DATA TO USE
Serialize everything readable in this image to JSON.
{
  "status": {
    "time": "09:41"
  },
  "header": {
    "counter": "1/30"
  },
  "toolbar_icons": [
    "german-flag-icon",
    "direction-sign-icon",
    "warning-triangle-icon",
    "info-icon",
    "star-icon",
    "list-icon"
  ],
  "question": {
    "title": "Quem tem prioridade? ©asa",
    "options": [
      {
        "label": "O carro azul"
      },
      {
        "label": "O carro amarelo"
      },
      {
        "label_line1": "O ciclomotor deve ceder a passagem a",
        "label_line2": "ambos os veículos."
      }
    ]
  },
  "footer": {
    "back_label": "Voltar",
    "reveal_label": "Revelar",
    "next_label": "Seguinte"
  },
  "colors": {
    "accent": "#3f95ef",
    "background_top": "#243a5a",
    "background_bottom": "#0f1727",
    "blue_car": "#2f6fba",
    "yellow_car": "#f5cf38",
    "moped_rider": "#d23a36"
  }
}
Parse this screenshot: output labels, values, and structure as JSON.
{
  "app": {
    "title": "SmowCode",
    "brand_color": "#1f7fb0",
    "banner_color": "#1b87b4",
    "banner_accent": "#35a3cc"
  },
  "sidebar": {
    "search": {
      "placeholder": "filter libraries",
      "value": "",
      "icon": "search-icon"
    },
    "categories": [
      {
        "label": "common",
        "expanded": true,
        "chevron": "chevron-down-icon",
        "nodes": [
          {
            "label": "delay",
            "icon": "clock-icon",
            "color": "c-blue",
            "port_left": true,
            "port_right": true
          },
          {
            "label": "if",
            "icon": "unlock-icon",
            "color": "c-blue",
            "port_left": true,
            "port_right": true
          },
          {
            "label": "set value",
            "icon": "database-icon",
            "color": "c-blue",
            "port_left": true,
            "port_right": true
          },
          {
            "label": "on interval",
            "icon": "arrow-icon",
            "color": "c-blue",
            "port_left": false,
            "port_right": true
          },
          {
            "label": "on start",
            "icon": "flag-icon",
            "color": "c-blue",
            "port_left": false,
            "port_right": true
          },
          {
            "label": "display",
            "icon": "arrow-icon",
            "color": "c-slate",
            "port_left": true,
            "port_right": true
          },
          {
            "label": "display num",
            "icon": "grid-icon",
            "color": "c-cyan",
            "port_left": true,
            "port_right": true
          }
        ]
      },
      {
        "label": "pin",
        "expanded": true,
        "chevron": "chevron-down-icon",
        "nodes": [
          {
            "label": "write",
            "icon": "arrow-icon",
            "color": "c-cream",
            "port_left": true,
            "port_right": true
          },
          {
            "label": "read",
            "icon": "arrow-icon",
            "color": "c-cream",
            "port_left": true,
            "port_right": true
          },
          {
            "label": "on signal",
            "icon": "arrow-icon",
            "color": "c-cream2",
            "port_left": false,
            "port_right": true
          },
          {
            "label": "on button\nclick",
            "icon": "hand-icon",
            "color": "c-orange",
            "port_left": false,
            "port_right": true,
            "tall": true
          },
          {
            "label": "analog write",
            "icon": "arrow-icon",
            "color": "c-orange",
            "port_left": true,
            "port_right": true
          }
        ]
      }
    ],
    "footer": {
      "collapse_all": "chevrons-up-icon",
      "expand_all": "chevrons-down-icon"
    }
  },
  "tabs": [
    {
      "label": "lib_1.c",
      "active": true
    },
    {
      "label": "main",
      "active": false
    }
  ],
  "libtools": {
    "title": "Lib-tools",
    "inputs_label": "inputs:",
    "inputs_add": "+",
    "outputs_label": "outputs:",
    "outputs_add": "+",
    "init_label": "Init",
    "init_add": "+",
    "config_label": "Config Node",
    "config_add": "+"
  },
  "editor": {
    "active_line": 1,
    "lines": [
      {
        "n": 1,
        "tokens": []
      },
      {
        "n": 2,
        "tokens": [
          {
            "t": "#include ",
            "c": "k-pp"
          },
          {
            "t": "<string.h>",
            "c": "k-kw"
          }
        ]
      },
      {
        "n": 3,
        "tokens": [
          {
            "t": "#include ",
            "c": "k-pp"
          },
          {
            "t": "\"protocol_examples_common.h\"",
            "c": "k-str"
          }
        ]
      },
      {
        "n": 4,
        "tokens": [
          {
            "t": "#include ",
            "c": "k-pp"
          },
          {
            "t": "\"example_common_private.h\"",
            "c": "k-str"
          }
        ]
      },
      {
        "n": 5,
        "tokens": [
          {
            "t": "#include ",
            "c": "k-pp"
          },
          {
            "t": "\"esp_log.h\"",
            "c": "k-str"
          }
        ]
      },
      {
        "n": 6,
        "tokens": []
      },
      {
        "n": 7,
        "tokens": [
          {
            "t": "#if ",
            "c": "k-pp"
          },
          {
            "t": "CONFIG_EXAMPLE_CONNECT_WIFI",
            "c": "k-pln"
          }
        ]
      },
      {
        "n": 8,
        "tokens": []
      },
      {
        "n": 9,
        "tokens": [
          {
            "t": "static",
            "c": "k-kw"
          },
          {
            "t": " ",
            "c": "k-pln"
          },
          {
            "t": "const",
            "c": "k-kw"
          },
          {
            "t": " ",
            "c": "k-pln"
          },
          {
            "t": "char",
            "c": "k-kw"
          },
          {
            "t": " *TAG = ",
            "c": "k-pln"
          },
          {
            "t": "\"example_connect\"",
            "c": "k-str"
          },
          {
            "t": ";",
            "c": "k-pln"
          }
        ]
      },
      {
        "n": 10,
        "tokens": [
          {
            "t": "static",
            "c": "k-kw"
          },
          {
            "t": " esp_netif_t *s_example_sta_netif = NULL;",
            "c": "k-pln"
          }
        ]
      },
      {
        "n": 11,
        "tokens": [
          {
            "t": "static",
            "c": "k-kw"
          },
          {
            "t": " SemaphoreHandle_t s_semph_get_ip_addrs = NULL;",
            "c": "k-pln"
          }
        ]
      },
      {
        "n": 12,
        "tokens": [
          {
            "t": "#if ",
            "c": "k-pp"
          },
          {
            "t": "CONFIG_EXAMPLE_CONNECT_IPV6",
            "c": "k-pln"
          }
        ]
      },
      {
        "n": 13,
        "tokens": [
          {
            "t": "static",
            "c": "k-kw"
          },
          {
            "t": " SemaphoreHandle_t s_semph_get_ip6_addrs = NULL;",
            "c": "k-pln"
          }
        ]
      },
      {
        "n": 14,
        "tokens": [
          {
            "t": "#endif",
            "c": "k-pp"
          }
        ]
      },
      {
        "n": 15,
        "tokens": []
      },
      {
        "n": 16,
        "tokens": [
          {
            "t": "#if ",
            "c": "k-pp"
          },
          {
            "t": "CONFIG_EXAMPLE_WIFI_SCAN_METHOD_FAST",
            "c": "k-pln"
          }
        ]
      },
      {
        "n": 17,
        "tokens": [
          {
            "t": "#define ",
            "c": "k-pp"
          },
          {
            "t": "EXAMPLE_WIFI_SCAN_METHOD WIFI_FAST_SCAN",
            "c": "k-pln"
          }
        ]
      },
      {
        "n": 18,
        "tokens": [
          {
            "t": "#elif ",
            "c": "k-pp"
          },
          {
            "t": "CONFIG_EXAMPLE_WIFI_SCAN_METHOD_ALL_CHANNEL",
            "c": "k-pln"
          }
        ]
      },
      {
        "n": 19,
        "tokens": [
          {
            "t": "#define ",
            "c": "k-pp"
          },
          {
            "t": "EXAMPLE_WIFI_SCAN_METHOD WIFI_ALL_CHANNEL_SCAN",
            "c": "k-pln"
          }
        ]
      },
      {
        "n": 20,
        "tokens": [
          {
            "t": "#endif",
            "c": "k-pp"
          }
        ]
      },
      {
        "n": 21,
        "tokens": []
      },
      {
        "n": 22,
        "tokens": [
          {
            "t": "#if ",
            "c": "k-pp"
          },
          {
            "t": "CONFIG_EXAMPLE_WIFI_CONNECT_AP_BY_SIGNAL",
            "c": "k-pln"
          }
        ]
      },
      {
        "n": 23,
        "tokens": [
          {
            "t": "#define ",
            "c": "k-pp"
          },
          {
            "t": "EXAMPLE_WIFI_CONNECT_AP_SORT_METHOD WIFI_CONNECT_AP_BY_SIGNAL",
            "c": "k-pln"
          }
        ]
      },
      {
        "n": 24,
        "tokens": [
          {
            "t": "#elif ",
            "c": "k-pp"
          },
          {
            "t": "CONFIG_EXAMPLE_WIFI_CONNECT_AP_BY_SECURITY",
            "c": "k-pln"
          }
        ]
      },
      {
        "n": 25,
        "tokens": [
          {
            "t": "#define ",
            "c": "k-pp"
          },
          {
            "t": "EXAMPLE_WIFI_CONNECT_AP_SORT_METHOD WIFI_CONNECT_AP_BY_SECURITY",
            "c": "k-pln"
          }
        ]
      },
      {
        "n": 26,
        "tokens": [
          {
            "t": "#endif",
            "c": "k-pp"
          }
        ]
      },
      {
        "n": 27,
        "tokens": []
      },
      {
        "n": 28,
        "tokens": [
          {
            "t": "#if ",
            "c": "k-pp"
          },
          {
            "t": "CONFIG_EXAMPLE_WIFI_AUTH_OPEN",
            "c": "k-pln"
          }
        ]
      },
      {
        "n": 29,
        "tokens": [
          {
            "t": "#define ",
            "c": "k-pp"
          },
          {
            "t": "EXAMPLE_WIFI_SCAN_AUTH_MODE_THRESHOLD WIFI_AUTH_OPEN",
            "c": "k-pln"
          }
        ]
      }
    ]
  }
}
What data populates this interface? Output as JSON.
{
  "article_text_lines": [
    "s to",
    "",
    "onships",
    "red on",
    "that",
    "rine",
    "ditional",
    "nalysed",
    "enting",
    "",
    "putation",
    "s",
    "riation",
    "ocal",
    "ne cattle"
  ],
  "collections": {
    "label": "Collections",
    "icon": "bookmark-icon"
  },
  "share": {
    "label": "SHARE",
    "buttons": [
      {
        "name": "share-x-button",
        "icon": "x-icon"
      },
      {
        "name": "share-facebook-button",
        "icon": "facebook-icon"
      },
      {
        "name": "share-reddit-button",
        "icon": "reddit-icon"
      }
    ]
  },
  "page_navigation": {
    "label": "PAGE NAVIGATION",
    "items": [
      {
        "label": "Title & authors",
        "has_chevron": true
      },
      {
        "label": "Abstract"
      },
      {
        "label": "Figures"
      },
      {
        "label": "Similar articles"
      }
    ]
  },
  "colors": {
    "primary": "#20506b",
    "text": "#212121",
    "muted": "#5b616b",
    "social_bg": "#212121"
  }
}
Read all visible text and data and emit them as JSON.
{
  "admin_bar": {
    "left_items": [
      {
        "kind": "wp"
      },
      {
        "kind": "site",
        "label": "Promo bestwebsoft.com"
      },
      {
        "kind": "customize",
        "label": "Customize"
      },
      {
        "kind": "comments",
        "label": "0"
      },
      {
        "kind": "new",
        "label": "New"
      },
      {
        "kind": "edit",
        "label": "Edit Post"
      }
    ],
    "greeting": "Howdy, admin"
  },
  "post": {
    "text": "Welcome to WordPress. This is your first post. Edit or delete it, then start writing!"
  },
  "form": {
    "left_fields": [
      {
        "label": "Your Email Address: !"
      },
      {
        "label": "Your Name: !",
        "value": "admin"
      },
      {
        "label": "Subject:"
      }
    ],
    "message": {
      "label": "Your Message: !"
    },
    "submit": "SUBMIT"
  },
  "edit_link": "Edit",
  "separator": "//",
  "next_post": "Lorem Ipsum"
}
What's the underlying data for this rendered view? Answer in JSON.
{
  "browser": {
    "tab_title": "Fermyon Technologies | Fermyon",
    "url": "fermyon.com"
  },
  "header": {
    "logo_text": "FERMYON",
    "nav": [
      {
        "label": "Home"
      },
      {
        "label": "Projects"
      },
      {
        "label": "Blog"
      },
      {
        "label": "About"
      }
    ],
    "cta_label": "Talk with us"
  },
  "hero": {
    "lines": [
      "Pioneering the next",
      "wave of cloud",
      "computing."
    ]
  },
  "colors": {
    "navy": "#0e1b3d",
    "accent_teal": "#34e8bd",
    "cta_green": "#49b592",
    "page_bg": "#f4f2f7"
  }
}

TASK TO COMPLETE
Copy out all lines that carry the word "JSON".

EXERCISE RESULT
Serialize everything readable in this image to JSON.
Parse this screenshot: output labels, values, and structure as JSON.
What data populates this interface? Output as JSON.
Read all visible text and data and emit them as JSON.
What's the underlying data for this rendered view? Answer in JSON.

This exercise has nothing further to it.